■ **Problem to solve**
Would you extract the whole listing below and retype it exactly?

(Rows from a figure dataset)
• • • • •

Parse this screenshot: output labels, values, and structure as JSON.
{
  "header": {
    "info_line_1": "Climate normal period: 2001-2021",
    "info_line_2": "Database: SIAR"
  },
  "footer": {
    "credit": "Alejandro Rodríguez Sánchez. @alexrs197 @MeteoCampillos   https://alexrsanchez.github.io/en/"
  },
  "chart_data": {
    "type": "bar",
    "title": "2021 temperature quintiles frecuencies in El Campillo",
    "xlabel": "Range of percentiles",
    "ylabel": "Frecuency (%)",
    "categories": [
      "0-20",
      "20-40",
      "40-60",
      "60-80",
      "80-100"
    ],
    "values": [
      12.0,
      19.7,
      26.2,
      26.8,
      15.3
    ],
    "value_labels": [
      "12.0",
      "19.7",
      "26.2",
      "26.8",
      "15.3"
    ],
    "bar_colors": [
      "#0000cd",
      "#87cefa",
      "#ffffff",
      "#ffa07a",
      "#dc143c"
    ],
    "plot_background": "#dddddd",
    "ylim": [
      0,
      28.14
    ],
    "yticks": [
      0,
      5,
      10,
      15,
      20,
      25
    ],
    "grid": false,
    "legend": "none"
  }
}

• • • • •

■ **Written solution**
Parse this screenshot: output labels, values, and structure as JSON.
{
  "header": {
    "info_line_1": "Climate normal period: 2001-2021",
    "info_line_2": "Database: SIAR"
  },
  "footer": {
    "credit": "Alejandro Rodríguez Sánchez. @alexrs197 @MeteoCampillos   https://alexrsanchez.github.io/en/"
  },
  "chart_data": {
    "type": "bar",
    "title": "2021 temperature quintiles frecuencies in El Campillo",
    "xlabel": "Range of percentiles",
    "ylabel": "Frecuency (%)",
    "categories": [
      "0-20",
      "20-40",
      "40-60",
      "60-80",
      "80-100"
    ],
    "values": [
      12.0,
      19.7,
      26.2,
      26.8,
      15.3
    ],
    "value_labels": [
      "12.0",
      "19.7",
      "26.2",
      "26.8",
      "15.3"
    ],
    "bar_colors": [
      "#0000cd",
      "#87cefa",
      "#ffffff",
      "#ffa07a",
      "#dc143c"
    ],
    "plot_background": "#dddddd",
    "ylim": [
      0,
      28.14
    ],
    "yticks": [
      0,
      5,
      10,
      15,
      20,
      25
    ],
    "grid": false,
    "legend": "none"
  }
}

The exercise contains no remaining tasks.